-- Exercise aim --
You are to retype all of the data exactly as it appears.

Figure record listings
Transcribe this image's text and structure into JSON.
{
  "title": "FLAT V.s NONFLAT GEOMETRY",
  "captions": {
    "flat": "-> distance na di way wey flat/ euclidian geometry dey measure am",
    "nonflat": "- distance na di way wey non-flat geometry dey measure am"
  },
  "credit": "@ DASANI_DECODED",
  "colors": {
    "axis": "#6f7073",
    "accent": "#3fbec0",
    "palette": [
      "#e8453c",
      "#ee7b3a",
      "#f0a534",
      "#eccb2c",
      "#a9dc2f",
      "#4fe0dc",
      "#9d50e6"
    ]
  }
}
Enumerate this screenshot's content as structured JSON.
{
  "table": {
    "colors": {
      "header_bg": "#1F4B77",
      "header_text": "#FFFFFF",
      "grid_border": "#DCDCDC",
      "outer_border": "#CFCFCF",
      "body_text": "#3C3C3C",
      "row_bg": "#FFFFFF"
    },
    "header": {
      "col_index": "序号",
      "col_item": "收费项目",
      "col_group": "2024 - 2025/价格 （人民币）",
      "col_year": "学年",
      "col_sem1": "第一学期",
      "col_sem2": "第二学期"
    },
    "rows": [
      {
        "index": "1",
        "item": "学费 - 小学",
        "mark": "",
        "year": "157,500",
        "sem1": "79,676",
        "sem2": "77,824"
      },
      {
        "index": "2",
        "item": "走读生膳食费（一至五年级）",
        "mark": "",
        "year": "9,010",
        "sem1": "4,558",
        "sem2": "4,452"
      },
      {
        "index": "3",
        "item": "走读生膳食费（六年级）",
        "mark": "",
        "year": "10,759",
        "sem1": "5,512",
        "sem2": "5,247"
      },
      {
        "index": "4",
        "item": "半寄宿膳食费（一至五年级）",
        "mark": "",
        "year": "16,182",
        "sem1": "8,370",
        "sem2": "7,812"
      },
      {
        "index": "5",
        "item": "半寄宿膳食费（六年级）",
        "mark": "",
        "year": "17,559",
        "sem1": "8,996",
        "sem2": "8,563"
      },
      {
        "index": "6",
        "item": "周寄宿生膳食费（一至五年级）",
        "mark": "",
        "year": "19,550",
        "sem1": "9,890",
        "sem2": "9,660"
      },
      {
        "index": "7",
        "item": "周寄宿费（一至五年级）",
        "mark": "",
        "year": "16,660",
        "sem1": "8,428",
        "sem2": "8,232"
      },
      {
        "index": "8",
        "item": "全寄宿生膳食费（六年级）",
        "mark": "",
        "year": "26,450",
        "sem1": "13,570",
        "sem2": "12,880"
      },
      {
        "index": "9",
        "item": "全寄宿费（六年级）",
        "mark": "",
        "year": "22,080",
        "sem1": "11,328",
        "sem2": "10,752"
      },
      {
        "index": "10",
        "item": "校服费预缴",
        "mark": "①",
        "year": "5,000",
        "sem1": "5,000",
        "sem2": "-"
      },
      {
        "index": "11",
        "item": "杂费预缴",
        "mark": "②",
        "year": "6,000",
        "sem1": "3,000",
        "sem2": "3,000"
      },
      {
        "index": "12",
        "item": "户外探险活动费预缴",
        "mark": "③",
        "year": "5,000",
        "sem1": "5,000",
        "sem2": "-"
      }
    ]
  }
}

-- Worked solution --
Transcribe this image's text and structure into JSON.
{
  "title": "FLAT V.s NONFLAT GEOMETRY",
  "captions": {
    "flat": "-> distance na di way wey flat/ euclidian geometry dey measure am",
    "nonflat": "- distance na di way wey non-flat geometry dey measure am"
  },
  "credit": "@ DASANI_DECODED",
  "colors": {
    "axis": "#6f7073",
    "accent": "#3fbec0",
    "palette": [
      "#e8453c",
      "#ee7b3a",
      "#f0a534",
      "#eccb2c",
      "#a9dc2f",
      "#4fe0dc",
      "#9d50e6"
    ]
  }
}
Enumerate this screenshot's content as structured JSON.
{
  "table": {
    "colors": {
      "header_bg": "#1F4B77",
      "header_text": "#FFFFFF",
      "grid_border": "#DCDCDC",
      "outer_border": "#CFCFCF",
      "body_text": "#3C3C3C",
      "row_bg": "#FFFFFF"
    },
    "header": {
      "col_index": "序号",
      "col_item": "收费项目",
      "col_group": "2024 - 2025/价格 （人民币）",
      "col_year": "学年",
      "col_sem1": "第一学期",
      "col_sem2": "第二学期"
    },
    "rows": [
      {
        "index": "1",
        "item": "学费 - 小学",
        "mark": "",
        "year": "157,500",
        "sem1": "79,676",
        "sem2": "77,824"
      },
      {
        "index": "2",
        "item": "走读生膳食费（一至五年级）",
        "mark": "",
        "year": "9,010",
        "sem1": "4,558",
        "sem2": "4,452"
      },
      {
        "index": "3",
        "item": "走读生膳食费（六年级）",
        "mark": "",
        "year": "10,759",
        "sem1": "5,512",
        "sem2": "5,247"
      },
      {
        "index": "4",
        "item": "半寄宿膳食费（一至五年级）",
        "mark": "",
        "year": "16,182",
        "sem1": "8,370",
        "sem2": "7,812"
      },
      {
        "index": "5",
        "item": "半寄宿膳食费（六年级）",
        "mark": "",
        "year": "17,559",
        "sem1": "8,996",
        "sem2": "8,563"
      },
      {
        "index": "6",
        "item": "周寄宿生膳食费（一至五年级）",
        "mark": "",
        "year": "19,550",
        "sem1": "9,890",
        "sem2": "9,660"
      },
      {
        "index": "7",
        "item": "周寄宿费（一至五年级）",
        "mark": "",
        "year": "16,660",
        "sem1": "8,428",
        "sem2": "8,232"
      },
      {
        "index": "8",
        "item": "全寄宿生膳食费（六年级）",
        "mark": "",
        "year": "26,450",
        "sem1": "13,570",
        "sem2": "12,880"
      },
      {
        "index": "9",
        "item": "全寄宿费（六年级）",
        "mark": "",
        "year": "22,080",
        "sem1": "11,328",
        "sem2": "10,752"
      },
      {
        "index": "10",
        "item": "校服费预缴",
        "mark": "①",
        "year": "5,000",
        "sem1": "5,000",
        "sem2": "-"
      },
      {
        "index": "11",
        "item": "杂费预缴",
        "mark": "②",
        "year": "6,000",
        "sem1": "3,000",
        "sem2": "3,000"
      },
      {
        "index": "12",
        "item": "户外探险活动费预缴",
        "mark": "③",
        "year": "5,000",
        "sem1": "5,000",
        "sem2": "-"
      }
    ]
  }
}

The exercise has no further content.